Data listing:
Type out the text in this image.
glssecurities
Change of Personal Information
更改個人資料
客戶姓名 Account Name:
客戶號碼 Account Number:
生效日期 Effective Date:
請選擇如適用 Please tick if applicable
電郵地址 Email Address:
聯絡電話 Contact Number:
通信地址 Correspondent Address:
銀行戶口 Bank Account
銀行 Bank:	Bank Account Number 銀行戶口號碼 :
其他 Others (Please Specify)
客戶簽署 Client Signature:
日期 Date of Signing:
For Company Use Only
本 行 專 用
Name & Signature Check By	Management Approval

● INSTRUCTIONS FOR THE TASK
Copy out the whole listing exactly as written.

● RESPONSE
Type out the text in this image.
glssecurities
Change of Personal Information
更改個人資料
客戶姓名 Account Name:
客戶號碼 Account Number:
生效日期 Effective Date:
請選擇如適用 Please tick if applicable
電郵地址 Email Address:
聯絡電話 Contact Number:
通信地址 Correspondent Address:
銀行戶口 Bank Account
銀行 Bank:	Bank Account Number 銀行戶口號碼 :
其他 Others (Please Specify)
客戶簽署 Client Signature:
日期 Date of Signing:
For Company Use Only
本 行 專 用
Name & Signature Check By	Management Approval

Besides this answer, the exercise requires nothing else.